What the task asks:
Keep only the lines of the listing that include the word "pressure", and copy them.

Dataset entries:
..............................

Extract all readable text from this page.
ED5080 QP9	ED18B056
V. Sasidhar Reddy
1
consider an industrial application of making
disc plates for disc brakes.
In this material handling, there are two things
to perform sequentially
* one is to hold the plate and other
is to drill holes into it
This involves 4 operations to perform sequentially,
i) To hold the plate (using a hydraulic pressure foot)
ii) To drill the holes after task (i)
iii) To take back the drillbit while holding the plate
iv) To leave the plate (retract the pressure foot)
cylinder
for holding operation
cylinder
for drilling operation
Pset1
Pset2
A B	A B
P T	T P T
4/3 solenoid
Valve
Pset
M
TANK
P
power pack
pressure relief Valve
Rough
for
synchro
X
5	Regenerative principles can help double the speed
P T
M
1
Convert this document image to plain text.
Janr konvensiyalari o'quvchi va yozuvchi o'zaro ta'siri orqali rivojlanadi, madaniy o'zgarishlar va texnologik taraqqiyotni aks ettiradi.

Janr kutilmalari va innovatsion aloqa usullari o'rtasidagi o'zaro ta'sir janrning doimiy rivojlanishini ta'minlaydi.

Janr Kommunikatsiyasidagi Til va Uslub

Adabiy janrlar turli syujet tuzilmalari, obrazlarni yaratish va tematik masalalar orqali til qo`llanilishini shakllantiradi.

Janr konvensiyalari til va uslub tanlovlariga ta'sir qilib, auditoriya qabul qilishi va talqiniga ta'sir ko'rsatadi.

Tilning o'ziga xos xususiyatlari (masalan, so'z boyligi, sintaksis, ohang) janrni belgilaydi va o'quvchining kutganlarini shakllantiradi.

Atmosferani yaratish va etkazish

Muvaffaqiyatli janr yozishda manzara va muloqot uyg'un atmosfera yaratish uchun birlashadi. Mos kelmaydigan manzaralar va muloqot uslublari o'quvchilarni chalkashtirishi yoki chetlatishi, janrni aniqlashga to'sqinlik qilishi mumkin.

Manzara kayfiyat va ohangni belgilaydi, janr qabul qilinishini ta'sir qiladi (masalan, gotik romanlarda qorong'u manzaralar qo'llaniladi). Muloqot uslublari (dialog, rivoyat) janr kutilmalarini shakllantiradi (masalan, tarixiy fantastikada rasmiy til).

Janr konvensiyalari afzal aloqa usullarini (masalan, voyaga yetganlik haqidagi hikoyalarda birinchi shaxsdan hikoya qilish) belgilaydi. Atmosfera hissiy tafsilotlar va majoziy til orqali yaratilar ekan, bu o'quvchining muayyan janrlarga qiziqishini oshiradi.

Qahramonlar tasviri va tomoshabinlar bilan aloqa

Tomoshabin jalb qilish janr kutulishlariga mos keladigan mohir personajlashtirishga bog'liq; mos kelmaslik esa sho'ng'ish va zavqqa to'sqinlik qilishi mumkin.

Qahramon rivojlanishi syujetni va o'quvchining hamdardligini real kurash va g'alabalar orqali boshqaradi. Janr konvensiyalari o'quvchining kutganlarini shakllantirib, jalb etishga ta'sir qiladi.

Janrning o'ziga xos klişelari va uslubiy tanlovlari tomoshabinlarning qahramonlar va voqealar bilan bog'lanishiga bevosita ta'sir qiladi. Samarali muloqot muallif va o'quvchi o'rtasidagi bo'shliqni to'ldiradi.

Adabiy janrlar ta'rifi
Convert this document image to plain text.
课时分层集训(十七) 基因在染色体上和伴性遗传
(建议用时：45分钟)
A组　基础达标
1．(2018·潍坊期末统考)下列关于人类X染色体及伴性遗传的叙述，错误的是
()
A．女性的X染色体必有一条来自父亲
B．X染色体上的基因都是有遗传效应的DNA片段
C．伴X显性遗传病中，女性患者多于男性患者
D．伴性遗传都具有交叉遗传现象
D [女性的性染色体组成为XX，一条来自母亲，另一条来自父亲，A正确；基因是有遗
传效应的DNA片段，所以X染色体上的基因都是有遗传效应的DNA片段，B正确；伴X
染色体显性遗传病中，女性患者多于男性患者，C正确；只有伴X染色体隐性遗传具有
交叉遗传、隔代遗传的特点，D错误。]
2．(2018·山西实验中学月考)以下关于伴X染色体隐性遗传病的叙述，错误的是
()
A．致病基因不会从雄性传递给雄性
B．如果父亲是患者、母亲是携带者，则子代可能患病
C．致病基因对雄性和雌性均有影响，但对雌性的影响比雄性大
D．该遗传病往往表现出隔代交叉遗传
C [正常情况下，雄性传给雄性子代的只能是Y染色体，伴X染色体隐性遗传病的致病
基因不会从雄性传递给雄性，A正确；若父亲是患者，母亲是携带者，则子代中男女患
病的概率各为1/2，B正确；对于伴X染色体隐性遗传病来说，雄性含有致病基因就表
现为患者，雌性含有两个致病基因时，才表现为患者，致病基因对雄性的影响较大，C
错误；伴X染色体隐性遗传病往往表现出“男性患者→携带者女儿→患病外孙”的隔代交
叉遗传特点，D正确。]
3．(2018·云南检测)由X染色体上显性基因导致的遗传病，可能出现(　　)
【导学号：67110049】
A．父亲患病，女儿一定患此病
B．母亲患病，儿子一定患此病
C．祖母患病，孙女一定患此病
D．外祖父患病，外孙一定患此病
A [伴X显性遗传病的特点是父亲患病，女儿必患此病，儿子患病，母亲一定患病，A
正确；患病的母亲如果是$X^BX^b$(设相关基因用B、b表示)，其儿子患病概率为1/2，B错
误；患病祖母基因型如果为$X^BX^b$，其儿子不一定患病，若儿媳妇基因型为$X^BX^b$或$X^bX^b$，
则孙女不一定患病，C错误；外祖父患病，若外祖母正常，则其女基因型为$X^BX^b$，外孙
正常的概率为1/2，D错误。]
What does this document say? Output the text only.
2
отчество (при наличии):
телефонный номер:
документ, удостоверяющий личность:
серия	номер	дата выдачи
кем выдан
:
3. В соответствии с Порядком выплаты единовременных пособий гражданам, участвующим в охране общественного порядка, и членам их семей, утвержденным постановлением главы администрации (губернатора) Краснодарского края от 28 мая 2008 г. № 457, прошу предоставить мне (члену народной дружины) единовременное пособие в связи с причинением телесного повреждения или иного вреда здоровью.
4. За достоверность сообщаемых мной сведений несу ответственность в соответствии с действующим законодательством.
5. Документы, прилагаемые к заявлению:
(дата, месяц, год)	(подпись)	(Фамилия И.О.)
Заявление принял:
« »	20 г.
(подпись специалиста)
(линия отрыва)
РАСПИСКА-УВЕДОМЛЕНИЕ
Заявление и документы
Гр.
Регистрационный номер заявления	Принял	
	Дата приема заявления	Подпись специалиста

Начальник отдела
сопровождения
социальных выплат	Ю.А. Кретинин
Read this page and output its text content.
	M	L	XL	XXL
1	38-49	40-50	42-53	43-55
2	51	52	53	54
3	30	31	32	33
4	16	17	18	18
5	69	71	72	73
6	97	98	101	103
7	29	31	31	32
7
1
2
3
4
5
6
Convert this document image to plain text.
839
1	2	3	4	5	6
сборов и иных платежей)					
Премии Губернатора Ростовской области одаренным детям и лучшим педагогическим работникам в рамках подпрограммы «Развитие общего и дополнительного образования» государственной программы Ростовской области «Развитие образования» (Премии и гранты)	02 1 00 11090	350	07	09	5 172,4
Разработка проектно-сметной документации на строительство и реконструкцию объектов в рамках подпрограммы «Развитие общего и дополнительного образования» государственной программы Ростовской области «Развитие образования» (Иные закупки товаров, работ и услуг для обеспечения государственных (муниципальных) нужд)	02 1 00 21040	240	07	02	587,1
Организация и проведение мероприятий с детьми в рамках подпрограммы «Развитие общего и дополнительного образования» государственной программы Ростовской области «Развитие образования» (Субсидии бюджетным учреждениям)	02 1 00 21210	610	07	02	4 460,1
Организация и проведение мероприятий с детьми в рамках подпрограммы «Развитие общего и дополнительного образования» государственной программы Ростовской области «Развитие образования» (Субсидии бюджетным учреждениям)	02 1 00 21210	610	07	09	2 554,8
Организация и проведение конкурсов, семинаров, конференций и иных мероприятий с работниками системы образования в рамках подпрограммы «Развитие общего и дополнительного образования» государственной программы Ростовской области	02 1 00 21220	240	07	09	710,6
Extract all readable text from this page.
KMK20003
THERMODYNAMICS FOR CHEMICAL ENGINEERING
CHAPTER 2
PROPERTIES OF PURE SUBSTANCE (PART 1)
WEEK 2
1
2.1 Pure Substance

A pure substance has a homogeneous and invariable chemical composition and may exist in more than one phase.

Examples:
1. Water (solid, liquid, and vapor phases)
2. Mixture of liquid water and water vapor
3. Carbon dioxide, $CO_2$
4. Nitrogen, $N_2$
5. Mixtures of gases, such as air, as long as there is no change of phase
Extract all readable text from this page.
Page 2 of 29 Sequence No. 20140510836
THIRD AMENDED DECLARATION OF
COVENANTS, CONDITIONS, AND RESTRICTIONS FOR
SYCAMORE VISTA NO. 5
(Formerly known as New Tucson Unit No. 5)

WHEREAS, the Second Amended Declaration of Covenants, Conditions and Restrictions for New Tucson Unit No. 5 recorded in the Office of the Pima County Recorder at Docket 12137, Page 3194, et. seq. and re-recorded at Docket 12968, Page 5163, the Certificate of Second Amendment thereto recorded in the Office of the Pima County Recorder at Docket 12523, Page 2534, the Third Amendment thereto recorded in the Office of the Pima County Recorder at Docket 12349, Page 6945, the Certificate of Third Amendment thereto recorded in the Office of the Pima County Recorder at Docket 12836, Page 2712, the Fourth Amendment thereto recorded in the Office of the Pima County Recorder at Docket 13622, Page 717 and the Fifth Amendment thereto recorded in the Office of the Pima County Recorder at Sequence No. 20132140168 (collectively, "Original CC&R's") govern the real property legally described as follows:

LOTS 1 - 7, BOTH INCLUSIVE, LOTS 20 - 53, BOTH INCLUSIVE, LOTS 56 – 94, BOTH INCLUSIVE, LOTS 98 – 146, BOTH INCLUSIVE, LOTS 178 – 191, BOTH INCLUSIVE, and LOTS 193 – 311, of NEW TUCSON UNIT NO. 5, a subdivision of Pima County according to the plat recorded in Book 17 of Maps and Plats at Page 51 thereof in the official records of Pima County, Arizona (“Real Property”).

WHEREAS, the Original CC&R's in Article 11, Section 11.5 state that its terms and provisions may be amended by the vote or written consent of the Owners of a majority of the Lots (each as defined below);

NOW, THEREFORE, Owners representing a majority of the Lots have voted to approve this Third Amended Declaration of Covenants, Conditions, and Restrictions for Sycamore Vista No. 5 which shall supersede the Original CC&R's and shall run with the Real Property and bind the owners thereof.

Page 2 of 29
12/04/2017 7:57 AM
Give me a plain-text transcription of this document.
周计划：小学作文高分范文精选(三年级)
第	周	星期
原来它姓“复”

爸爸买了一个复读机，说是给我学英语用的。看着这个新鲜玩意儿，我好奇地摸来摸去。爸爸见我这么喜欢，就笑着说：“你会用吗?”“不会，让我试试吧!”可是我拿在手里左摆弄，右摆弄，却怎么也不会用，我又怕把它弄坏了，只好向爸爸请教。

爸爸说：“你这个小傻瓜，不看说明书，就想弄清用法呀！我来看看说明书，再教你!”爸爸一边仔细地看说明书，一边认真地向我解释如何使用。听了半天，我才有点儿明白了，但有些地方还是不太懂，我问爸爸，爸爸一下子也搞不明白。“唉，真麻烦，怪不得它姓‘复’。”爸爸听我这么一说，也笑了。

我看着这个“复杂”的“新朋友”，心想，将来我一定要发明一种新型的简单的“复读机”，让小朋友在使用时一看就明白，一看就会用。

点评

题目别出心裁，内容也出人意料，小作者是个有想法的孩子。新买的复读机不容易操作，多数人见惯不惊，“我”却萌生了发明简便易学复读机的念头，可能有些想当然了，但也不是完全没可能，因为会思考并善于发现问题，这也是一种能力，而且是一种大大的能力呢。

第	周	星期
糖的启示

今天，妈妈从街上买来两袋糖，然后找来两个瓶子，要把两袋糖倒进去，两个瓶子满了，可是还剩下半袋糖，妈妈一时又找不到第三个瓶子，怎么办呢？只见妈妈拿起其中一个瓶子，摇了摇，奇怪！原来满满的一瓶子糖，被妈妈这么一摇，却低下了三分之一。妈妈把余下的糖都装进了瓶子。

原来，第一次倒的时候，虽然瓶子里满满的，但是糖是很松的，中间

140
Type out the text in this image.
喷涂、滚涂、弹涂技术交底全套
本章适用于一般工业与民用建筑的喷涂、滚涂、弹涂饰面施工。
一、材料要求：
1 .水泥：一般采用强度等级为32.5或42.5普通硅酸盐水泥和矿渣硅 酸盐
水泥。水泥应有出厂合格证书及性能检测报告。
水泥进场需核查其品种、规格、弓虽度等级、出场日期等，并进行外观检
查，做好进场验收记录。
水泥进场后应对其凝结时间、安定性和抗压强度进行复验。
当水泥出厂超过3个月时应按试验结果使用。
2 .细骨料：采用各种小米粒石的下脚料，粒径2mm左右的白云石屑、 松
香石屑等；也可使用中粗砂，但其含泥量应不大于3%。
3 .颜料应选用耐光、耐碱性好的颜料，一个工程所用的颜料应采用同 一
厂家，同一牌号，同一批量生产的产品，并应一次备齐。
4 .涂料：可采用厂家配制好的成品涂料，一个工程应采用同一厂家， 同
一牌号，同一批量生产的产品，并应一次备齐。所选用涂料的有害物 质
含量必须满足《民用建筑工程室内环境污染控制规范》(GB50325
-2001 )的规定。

..............................

Answer in full:
i) To hold the plate (using a hydraulic pressure foot)
iv) To leave the plate (retract the pressure foot)
pressure relief Valve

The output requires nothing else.